-- START The input --

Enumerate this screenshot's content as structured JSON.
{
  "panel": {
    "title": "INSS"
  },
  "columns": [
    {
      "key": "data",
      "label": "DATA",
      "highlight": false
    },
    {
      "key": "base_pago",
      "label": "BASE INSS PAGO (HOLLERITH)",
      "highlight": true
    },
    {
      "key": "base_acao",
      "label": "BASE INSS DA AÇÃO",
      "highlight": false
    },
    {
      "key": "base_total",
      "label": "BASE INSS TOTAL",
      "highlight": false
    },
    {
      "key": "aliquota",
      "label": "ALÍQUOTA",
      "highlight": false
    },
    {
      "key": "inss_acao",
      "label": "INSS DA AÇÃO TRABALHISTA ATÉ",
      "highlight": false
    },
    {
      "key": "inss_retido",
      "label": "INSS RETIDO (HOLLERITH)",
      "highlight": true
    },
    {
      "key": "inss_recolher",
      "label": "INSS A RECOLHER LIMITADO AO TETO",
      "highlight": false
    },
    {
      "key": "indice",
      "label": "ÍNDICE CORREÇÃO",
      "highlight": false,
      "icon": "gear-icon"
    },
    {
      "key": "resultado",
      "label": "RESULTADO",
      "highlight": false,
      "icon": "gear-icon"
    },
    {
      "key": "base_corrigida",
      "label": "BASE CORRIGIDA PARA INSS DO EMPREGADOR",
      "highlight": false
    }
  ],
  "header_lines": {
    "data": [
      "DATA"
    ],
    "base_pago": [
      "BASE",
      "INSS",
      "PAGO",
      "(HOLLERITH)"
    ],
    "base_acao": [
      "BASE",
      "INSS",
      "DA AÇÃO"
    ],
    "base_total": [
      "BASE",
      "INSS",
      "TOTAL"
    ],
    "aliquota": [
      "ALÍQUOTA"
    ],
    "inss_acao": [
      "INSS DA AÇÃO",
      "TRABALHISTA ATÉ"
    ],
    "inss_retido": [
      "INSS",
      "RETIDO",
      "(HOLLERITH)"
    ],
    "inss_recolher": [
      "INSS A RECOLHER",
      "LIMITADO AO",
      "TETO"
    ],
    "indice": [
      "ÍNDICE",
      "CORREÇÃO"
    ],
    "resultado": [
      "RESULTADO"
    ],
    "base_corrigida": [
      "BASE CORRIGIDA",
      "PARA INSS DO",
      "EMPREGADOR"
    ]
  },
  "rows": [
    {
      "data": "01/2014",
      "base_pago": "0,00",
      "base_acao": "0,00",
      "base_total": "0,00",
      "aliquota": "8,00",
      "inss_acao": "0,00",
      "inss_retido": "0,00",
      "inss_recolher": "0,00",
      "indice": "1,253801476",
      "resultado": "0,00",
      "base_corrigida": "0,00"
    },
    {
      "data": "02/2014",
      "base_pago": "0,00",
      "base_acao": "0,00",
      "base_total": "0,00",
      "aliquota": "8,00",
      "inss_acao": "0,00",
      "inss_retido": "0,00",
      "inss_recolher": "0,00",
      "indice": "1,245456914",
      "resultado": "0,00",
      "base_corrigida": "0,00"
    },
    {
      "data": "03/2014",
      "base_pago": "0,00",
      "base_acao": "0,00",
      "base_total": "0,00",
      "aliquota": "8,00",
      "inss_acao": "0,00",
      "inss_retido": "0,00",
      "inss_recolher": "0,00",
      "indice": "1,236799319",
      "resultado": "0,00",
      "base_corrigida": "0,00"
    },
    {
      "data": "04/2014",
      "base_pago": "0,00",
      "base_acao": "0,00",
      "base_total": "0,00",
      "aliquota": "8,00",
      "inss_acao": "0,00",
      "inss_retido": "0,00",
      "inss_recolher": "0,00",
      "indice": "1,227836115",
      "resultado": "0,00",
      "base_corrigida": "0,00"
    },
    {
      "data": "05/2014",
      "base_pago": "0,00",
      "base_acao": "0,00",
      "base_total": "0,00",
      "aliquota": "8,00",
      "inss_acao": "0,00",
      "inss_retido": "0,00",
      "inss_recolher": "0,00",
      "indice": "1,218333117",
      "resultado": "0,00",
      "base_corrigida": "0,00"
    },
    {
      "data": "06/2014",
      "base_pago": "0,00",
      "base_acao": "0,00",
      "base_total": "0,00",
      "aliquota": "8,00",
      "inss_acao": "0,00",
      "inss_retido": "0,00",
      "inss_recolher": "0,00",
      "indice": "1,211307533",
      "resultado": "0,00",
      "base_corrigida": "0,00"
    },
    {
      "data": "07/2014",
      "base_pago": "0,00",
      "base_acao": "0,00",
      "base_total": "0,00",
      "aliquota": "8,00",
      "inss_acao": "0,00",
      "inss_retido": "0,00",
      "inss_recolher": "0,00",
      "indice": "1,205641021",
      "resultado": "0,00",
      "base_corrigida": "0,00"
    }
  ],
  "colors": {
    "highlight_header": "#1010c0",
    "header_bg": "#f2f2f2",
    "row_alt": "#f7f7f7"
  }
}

-- END The input --

* Exercise
Each line that contains the string "indice" counts once; report how many such lines the entries have, giving only the number.

* Exercise response
9